§ **INFORMATION GIVEN**:
****************************************
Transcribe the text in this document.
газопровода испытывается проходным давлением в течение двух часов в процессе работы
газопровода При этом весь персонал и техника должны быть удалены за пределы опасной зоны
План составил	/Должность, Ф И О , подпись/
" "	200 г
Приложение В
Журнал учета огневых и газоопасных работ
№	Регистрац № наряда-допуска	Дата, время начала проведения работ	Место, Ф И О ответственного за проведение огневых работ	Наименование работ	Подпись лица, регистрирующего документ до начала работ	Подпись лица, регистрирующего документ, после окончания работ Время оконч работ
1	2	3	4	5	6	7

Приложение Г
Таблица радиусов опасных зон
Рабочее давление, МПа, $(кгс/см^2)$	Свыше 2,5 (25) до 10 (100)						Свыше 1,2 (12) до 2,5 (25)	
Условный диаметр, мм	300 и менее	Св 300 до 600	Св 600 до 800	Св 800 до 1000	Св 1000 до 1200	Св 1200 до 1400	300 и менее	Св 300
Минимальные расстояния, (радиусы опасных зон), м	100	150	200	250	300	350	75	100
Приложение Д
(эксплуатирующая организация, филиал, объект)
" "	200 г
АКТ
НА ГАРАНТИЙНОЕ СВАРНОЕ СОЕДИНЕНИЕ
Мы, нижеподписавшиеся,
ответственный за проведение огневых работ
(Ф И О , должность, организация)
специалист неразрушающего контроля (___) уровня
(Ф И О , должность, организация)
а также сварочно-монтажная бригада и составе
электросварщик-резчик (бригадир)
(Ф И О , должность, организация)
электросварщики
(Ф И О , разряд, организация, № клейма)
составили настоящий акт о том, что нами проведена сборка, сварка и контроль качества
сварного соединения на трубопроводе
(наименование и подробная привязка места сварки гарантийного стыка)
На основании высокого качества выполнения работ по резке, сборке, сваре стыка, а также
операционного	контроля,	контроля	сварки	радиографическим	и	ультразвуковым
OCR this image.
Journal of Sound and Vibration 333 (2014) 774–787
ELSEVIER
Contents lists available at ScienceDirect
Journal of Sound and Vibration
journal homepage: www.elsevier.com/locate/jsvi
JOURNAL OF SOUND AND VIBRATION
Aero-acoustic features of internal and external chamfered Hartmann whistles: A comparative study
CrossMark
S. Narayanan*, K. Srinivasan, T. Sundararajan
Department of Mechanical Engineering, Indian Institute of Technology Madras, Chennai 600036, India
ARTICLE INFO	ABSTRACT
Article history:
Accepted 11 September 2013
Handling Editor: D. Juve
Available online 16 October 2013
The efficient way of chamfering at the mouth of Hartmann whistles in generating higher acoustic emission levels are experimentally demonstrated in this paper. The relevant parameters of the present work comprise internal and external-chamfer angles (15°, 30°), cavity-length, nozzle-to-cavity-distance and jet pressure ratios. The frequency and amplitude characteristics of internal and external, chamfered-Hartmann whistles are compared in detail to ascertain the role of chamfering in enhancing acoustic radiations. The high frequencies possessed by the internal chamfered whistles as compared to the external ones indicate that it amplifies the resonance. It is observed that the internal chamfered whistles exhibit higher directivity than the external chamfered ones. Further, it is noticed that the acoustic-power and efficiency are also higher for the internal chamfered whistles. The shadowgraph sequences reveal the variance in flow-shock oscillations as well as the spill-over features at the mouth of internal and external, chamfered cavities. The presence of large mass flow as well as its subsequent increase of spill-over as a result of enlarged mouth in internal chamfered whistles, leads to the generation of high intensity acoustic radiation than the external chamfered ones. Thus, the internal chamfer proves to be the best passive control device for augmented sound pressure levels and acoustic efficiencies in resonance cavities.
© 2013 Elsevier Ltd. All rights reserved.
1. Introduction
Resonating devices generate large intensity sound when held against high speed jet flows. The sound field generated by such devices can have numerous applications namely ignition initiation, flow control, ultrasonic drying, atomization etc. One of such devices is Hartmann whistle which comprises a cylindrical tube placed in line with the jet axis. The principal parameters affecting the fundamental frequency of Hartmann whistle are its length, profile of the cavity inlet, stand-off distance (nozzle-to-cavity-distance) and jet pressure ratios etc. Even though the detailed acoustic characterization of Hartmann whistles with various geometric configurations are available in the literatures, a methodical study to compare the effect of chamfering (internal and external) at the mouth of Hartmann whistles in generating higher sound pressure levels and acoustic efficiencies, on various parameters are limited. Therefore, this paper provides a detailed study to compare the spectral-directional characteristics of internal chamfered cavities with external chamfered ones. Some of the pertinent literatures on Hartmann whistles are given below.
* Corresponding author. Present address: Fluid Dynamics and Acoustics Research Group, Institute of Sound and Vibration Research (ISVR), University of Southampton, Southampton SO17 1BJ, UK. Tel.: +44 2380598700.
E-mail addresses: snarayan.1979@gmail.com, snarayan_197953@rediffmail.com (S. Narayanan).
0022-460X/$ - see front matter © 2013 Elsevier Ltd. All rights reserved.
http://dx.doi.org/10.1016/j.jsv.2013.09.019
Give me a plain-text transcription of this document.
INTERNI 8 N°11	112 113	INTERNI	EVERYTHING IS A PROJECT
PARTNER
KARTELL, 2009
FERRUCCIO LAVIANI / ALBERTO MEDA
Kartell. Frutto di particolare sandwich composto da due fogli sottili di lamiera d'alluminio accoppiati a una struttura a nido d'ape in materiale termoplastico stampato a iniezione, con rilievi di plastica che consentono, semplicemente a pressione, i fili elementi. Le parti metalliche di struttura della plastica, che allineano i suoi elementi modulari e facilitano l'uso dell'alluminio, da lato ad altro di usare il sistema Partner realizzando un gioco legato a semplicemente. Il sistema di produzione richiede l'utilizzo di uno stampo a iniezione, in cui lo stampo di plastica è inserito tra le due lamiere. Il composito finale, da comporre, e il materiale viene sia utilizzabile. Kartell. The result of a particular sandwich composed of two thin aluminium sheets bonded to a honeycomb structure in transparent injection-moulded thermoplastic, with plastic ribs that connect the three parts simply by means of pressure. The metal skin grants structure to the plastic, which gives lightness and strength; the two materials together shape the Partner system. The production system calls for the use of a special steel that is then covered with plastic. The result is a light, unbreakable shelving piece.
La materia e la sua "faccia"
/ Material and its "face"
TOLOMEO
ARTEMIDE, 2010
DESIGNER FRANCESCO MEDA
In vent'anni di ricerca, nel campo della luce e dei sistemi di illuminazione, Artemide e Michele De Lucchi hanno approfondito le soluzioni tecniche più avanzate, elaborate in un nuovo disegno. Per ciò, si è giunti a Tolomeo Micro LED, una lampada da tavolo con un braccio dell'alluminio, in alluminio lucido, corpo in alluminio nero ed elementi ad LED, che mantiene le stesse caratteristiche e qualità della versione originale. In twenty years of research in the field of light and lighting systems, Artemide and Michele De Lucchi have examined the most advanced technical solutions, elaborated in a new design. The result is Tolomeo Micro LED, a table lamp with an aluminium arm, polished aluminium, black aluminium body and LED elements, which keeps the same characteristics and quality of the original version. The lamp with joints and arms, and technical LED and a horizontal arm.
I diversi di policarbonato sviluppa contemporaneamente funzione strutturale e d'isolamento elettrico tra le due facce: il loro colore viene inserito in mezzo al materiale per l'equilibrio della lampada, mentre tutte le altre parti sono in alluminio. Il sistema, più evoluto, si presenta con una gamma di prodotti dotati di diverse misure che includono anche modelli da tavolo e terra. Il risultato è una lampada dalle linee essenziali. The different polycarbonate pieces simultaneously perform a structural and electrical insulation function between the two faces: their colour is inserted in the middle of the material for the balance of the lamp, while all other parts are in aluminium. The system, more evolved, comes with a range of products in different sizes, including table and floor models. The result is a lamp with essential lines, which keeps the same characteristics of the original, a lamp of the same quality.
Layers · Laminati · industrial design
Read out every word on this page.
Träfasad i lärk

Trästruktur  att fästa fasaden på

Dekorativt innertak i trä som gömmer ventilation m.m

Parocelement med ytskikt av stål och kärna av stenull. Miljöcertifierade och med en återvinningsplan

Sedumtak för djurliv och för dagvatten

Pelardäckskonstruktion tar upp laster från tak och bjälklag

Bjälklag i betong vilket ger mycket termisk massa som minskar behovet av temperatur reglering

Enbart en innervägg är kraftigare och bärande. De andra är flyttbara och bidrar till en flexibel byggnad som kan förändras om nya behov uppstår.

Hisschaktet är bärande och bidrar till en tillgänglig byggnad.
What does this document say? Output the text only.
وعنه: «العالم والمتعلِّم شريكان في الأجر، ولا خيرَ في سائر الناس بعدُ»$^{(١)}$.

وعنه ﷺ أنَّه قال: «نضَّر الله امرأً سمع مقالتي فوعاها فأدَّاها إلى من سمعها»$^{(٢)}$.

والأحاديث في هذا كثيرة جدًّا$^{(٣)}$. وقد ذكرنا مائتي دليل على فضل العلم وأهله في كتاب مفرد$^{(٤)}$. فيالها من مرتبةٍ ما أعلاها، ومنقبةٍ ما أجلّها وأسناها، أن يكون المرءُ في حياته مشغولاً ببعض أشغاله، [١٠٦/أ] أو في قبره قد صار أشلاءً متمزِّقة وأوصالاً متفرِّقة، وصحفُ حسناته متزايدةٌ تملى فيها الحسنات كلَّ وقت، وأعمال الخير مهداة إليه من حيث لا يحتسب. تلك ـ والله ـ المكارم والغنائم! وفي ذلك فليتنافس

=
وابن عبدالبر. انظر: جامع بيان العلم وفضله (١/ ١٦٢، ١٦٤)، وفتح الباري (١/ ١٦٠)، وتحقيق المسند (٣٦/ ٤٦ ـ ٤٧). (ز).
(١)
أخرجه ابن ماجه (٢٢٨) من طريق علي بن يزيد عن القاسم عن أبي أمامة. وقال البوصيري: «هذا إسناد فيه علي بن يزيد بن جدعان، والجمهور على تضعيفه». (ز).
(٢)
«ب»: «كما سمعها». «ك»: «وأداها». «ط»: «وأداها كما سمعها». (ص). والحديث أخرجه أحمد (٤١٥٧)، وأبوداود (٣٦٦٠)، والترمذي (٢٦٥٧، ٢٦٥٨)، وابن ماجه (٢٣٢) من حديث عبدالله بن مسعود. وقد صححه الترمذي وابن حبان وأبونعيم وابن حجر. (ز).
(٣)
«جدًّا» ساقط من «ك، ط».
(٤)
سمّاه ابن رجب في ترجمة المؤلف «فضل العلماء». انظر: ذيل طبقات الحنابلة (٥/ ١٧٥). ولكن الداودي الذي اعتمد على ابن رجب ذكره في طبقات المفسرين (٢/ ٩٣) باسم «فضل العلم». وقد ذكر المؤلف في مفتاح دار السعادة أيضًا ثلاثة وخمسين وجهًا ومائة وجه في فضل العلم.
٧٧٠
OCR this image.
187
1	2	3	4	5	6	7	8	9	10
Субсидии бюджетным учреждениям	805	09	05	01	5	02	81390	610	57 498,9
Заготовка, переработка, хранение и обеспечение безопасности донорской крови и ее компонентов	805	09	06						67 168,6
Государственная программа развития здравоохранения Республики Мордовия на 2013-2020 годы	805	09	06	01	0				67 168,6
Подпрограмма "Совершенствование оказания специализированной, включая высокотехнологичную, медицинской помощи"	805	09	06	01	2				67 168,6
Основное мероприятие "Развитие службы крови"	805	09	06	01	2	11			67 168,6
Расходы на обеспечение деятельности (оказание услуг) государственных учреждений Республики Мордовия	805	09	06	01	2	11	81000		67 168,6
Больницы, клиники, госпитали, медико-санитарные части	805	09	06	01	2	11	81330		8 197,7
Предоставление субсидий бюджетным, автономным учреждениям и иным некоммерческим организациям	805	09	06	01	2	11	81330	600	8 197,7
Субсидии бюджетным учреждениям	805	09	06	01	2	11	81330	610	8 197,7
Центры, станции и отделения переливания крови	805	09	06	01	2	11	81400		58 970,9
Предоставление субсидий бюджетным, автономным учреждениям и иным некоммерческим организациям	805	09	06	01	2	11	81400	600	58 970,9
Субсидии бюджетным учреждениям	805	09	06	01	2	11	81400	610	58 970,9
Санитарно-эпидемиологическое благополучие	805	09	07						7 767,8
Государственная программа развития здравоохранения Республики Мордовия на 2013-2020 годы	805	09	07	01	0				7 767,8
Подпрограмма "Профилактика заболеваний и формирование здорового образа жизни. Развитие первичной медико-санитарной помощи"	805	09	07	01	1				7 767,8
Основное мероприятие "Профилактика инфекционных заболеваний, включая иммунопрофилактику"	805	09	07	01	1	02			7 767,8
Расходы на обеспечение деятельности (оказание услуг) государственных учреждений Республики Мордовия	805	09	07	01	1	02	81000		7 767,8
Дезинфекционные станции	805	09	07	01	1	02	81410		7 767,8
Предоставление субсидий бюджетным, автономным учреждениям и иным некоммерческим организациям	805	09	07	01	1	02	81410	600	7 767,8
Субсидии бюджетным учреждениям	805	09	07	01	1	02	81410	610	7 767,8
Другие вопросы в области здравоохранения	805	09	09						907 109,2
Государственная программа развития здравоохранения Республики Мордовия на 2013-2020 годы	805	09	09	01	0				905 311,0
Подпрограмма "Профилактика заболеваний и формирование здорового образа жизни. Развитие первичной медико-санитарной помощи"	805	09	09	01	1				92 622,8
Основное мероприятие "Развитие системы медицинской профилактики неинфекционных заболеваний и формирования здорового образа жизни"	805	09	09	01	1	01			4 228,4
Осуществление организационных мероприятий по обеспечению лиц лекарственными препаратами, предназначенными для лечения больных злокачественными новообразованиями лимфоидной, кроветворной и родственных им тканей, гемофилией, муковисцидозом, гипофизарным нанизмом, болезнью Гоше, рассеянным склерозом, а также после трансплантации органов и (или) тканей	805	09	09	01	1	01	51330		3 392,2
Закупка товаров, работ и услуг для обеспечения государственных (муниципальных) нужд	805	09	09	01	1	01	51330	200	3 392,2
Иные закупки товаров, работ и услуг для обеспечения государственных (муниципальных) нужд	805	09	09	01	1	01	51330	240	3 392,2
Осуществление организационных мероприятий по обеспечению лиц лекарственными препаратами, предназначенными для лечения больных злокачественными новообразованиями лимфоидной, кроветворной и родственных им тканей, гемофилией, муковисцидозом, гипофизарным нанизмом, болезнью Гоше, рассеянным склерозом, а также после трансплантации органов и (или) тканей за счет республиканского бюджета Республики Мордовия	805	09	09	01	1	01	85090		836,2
****************************************
§ **STATED TASK**:
Lines containing the string "нужд" are to be selected and copied.

§ **RESPONSE FOR THIS EXERCISE**:
Закупка товаров, работ и услуг для обеспечения государственных (муниципальных) нужд	805	09	09	01	1	01	51330	200	3 392,2
Иные закупки товаров, работ и услуг для обеспечения государственных (муниципальных) нужд	805	09	09	01	1	01	51330	240	3 392,2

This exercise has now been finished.